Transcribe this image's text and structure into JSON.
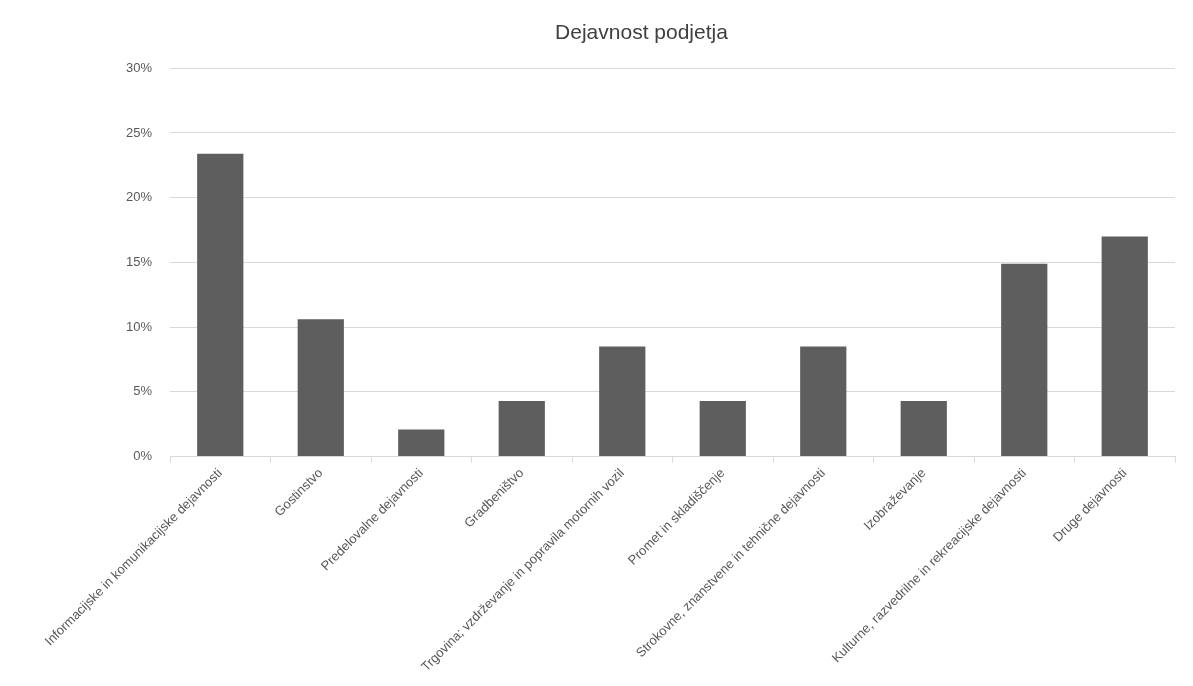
{
  "chart_data": {
    "type": "bar",
    "title": "Dejavnost podjetja",
    "categories": [
      "Informacijske in komunikacijske dejavnosti",
      "Gostinstvo",
      "Predelovalne dejavnosti",
      "Gradbeništvo",
      "Trgovina; vzdrževanje in popravila motornih vozil",
      "Promet in skladiščenje",
      "Strokovne, znanstvene in tehnične dejavnosti",
      "Izobraževanje",
      "Kulturne, razvedrilne in rekreacijske dejavnosti",
      "Druge dejavnosti"
    ],
    "values": [
      23.4,
      10.6,
      2.1,
      4.3,
      8.5,
      4.3,
      8.5,
      4.3,
      14.9,
      17.0
    ],
    "color": "#5e5e5e",
    "ylim": [
      0,
      30
    ],
    "yticks": [
      {
        "value": 0,
        "label": "0%"
      },
      {
        "value": 5,
        "label": "5%"
      },
      {
        "value": 10,
        "label": "10%"
      },
      {
        "value": 15,
        "label": "15%"
      },
      {
        "value": 20,
        "label": "20%"
      },
      {
        "value": 25,
        "label": "25%"
      },
      {
        "value": 30,
        "label": "30%"
      }
    ],
    "grid": "y",
    "legend": false
  }
}
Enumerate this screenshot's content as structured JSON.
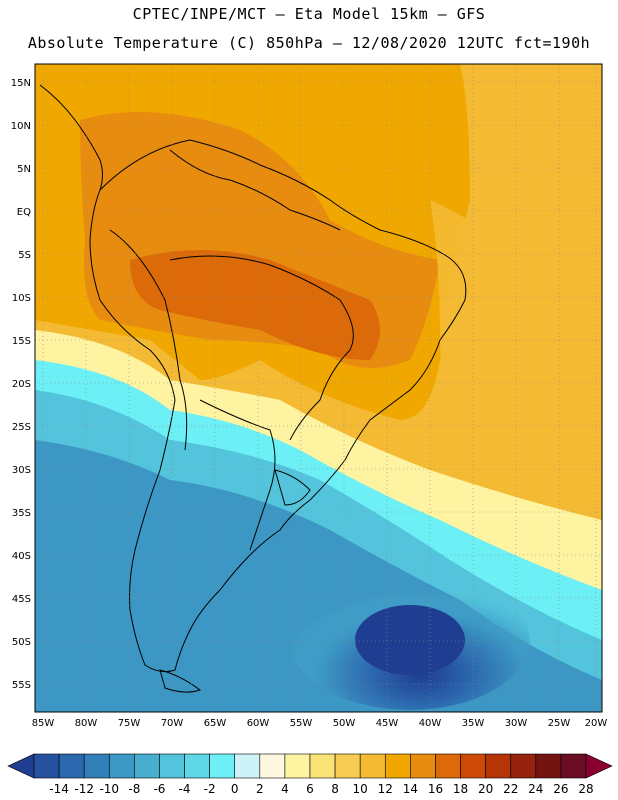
{
  "title": {
    "line1": "CPTEC/INPE/MCT –  Eta Model 15km – GFS",
    "line2": "Absolute Temperature (C) 850hPa – 12/08/2020 12UTC fct=190h"
  },
  "map": {
    "lat_labels": [
      "15N",
      "10N",
      "5N",
      "EQ",
      "5S",
      "10S",
      "15S",
      "20S",
      "25S",
      "30S",
      "35S",
      "40S",
      "45S",
      "50S",
      "55S"
    ],
    "lon_labels": [
      "85W",
      "80W",
      "75W",
      "70W",
      "65W",
      "60W",
      "55W",
      "50W",
      "45W",
      "40W",
      "35W",
      "30W",
      "25W",
      "20W"
    ]
  },
  "colorbar": {
    "values": [
      "-14",
      "-12",
      "-10",
      "-8",
      "-6",
      "-4",
      "-2",
      "0",
      "2",
      "4",
      "6",
      "8",
      "10",
      "12",
      "14",
      "16",
      "18",
      "20",
      "22",
      "24",
      "26",
      "28"
    ],
    "colors": [
      "#1f3d91",
      "#25529f",
      "#2c68ae",
      "#3280b9",
      "#3c97c4",
      "#47aed0",
      "#53c4dc",
      "#5ed8e6",
      "#6cf0f6",
      "#cdf2f8",
      "#fff7e0",
      "#fef3a0",
      "#fbe276",
      "#f8cc52",
      "#f4ba34",
      "#f0a800",
      "#e88c10",
      "#dd6a08",
      "#cd4a06",
      "#b53408",
      "#94220c",
      "#741410",
      "#6a0c24",
      "#8a0030"
    ]
  }
}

——

Task description =
Transcribe the material exactly, keeping every word and none of the pictures.

Full response =
Transcribe this image's text and structure into JSON.
{
  "chart_data": {
    "type": "bar",
    "title": "Dejavnost podjetja",
    "categories": [
      "Informacijske in komunikacijske dejavnosti",
      "Gostinstvo",
      "Predelovalne dejavnosti",
      "Gradbeništvo",
      "Trgovina; vzdrževanje in popravila motornih vozil",
      "Promet in skladiščenje",
      "Strokovne, znanstvene in tehnične dejavnosti",
      "Izobraževanje",
      "Kulturne, razvedrilne in rekreacijske dejavnosti",
      "Druge dejavnosti"
    ],
    "values": [
      23.4,
      10.6,
      2.1,
      4.3,
      8.5,
      4.3,
      8.5,
      4.3,
      14.9,
      17.0
    ],
    "color": "#5e5e5e",
    "ylim": [
      0,
      30
    ],
    "yticks": [
      {
        "value": 0,
        "label": "0%"
      },
      {
        "value": 5,
        "label": "5%"
      },
      {
        "value": 10,
        "label": "10%"
      },
      {
        "value": 15,
        "label": "15%"
      },
      {
        "value": 20,
        "label": "20%"
      },
      {
        "value": 25,
        "label": "25%"
      },
      {
        "value": 30,
        "label": "30%"
      }
    ],
    "grid": "y",
    "legend": false
  }
}
Enumerate this screenshot's content as structured JSON.
{
  "title": {
    "line1": "CPTEC/INPE/MCT –  Eta Model 15km – GFS",
    "line2": "Absolute Temperature (C) 850hPa – 12/08/2020 12UTC fct=190h"
  },
  "map": {
    "lat_labels": [
      "15N",
      "10N",
      "5N",
      "EQ",
      "5S",
      "10S",
      "15S",
      "20S",
      "25S",
      "30S",
      "35S",
      "40S",
      "45S",
      "50S",
      "55S"
    ],
    "lon_labels": [
      "85W",
      "80W",
      "75W",
      "70W",
      "65W",
      "60W",
      "55W",
      "50W",
      "45W",
      "40W",
      "35W",
      "30W",
      "25W",
      "20W"
    ]
  },
  "colorbar": {
    "values": [
      "-14",
      "-12",
      "-10",
      "-8",
      "-6",
      "-4",
      "-2",
      "0",
      "2",
      "4",
      "6",
      "8",
      "10",
      "12",
      "14",
      "16",
      "18",
      "20",
      "22",
      "24",
      "26",
      "28"
    ],
    "colors": [
      "#1f3d91",
      "#25529f",
      "#2c68ae",
      "#3280b9",
      "#3c97c4",
      "#47aed0",
      "#53c4dc",
      "#5ed8e6",
      "#6cf0f6",
      "#cdf2f8",
      "#fff7e0",
      "#fef3a0",
      "#fbe276",
      "#f8cc52",
      "#f4ba34",
      "#f0a800",
      "#e88c10",
      "#dd6a08",
      "#cd4a06",
      "#b53408",
      "#94220c",
      "#741410",
      "#6a0c24",
      "#8a0030"
    ]
  }
}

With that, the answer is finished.